=== Stated problem ===
Rewrite these lines with "legend-segment" substituted for every "colorbar-segment", leaving everything else unchanged.

=== Data extract ===
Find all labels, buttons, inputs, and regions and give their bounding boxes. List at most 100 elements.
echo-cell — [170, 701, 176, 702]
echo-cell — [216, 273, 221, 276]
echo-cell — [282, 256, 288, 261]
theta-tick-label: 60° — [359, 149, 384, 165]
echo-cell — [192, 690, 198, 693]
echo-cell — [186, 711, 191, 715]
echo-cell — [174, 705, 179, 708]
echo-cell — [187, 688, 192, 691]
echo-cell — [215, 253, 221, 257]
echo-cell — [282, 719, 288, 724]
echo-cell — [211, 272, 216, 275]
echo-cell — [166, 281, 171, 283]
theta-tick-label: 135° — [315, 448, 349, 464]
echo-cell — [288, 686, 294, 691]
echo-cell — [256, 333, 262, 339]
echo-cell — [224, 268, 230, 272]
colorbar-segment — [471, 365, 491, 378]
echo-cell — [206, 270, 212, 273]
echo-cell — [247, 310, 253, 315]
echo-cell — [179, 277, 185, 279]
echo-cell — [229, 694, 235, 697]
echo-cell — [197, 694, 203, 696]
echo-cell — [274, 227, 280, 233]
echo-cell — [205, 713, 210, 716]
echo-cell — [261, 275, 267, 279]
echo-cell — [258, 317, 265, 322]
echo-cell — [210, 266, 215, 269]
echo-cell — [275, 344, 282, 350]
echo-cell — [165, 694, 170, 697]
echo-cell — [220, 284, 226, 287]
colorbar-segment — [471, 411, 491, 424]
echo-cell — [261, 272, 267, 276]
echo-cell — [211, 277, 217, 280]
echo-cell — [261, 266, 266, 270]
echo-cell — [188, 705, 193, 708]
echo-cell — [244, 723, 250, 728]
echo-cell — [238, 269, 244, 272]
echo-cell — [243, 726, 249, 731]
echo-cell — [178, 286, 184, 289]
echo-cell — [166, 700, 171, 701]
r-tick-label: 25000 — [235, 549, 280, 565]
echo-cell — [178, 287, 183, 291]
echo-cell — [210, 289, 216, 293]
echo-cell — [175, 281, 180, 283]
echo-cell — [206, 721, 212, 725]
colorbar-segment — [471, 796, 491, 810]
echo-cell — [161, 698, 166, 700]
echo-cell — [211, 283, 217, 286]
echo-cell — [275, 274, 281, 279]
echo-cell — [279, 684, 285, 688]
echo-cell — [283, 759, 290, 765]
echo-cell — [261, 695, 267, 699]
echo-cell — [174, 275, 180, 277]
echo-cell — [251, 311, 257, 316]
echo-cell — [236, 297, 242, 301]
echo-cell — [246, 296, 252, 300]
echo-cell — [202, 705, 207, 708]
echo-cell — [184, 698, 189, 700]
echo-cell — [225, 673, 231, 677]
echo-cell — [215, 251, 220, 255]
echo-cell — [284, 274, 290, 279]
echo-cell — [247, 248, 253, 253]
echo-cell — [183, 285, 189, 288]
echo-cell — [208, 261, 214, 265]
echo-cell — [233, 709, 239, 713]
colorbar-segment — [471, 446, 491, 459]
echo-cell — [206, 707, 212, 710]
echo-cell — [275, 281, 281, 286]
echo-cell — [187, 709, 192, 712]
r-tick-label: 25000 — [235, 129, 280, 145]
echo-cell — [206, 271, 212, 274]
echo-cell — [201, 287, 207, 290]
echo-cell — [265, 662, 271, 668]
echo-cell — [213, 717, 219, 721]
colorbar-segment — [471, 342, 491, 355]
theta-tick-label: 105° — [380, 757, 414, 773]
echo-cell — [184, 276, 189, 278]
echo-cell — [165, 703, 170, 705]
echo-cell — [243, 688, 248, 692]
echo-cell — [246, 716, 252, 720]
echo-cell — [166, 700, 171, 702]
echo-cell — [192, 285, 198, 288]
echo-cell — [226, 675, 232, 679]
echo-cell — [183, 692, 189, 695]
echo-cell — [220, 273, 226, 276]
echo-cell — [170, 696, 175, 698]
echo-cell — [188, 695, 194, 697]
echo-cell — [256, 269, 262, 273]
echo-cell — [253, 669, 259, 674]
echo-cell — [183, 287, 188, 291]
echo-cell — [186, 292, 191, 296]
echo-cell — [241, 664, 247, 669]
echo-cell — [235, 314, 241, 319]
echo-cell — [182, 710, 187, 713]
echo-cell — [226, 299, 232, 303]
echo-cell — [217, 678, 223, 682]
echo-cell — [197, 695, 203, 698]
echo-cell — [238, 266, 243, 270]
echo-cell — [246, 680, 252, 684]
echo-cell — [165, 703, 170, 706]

=== Task solution ===
Find all labels, buttons, inputs, and regions and give their bounding boxes. List at most 100 elements.
echo-cell — [170, 701, 176, 702]
echo-cell — [216, 273, 221, 276]
echo-cell — [282, 256, 288, 261]
theta-tick-label: 60° — [359, 149, 384, 165]
echo-cell — [192, 690, 198, 693]
echo-cell — [186, 711, 191, 715]
echo-cell — [174, 705, 179, 708]
echo-cell — [187, 688, 192, 691]
echo-cell — [215, 253, 221, 257]
echo-cell — [282, 719, 288, 724]
echo-cell — [211, 272, 216, 275]
echo-cell — [166, 281, 171, 283]
theta-tick-label: 135° — [315, 448, 349, 464]
echo-cell — [288, 686, 294, 691]
echo-cell — [256, 333, 262, 339]
echo-cell — [224, 268, 230, 272]
legend-segment — [471, 365, 491, 378]
echo-cell — [206, 270, 212, 273]
echo-cell — [247, 310, 253, 315]
echo-cell — [179, 277, 185, 279]
echo-cell — [229, 694, 235, 697]
echo-cell — [197, 694, 203, 696]
echo-cell — [274, 227, 280, 233]
echo-cell — [205, 713, 210, 716]
echo-cell — [261, 275, 267, 279]
echo-cell — [258, 317, 265, 322]
echo-cell — [210, 266, 215, 269]
echo-cell — [275, 344, 282, 350]
echo-cell — [165, 694, 170, 697]
echo-cell — [220, 284, 226, 287]
legend-segment — [471, 411, 491, 424]
echo-cell — [261, 272, 267, 276]
echo-cell — [211, 277, 217, 280]
echo-cell — [261, 266, 266, 270]
echo-cell — [188, 705, 193, 708]
echo-cell — [244, 723, 250, 728]
echo-cell — [238, 269, 244, 272]
echo-cell — [243, 726, 249, 731]
echo-cell — [178, 286, 184, 289]
echo-cell — [166, 700, 171, 701]
r-tick-label: 25000 — [235, 549, 280, 565]
echo-cell — [178, 287, 183, 291]
echo-cell — [210, 289, 216, 293]
echo-cell — [175, 281, 180, 283]
echo-cell — [206, 721, 212, 725]
legend-segment — [471, 796, 491, 810]
echo-cell — [161, 698, 166, 700]
echo-cell — [211, 283, 217, 286]
echo-cell — [275, 274, 281, 279]
echo-cell — [279, 684, 285, 688]
echo-cell — [283, 759, 290, 765]
echo-cell — [261, 695, 267, 699]
echo-cell — [174, 275, 180, 277]
echo-cell — [251, 311, 257, 316]
echo-cell — [236, 297, 242, 301]
echo-cell — [246, 296, 252, 300]
echo-cell — [202, 705, 207, 708]
echo-cell — [184, 698, 189, 700]
echo-cell — [225, 673, 231, 677]
echo-cell — [215, 251, 220, 255]
echo-cell — [284, 274, 290, 279]
echo-cell — [247, 248, 253, 253]
echo-cell — [183, 285, 189, 288]
echo-cell — [208, 261, 214, 265]
echo-cell — [233, 709, 239, 713]
legend-segment — [471, 446, 491, 459]
echo-cell — [206, 707, 212, 710]
echo-cell — [275, 281, 281, 286]
echo-cell — [187, 709, 192, 712]
r-tick-label: 25000 — [235, 129, 280, 145]
echo-cell — [206, 271, 212, 274]
echo-cell — [201, 287, 207, 290]
echo-cell — [265, 662, 271, 668]
echo-cell — [213, 717, 219, 721]
legend-segment — [471, 342, 491, 355]
theta-tick-label: 105° — [380, 757, 414, 773]
echo-cell — [184, 276, 189, 278]
echo-cell — [165, 703, 170, 705]
echo-cell — [243, 688, 248, 692]
echo-cell — [246, 716, 252, 720]
echo-cell — [166, 700, 171, 702]
echo-cell — [192, 285, 198, 288]
echo-cell — [226, 675, 232, 679]
echo-cell — [183, 692, 189, 695]
echo-cell — [220, 273, 226, 276]
echo-cell — [170, 696, 175, 698]
echo-cell — [188, 695, 194, 697]
echo-cell — [256, 269, 262, 273]
echo-cell — [253, 669, 259, 674]
echo-cell — [183, 287, 188, 291]
echo-cell — [186, 292, 191, 296]
echo-cell — [241, 664, 247, 669]
echo-cell — [235, 314, 241, 319]
echo-cell — [182, 710, 187, 713]
echo-cell — [226, 299, 232, 303]
echo-cell — [217, 678, 223, 682]
echo-cell — [197, 695, 203, 698]
echo-cell — [238, 266, 243, 270]
echo-cell — [246, 680, 252, 684]
echo-cell — [165, 703, 170, 706]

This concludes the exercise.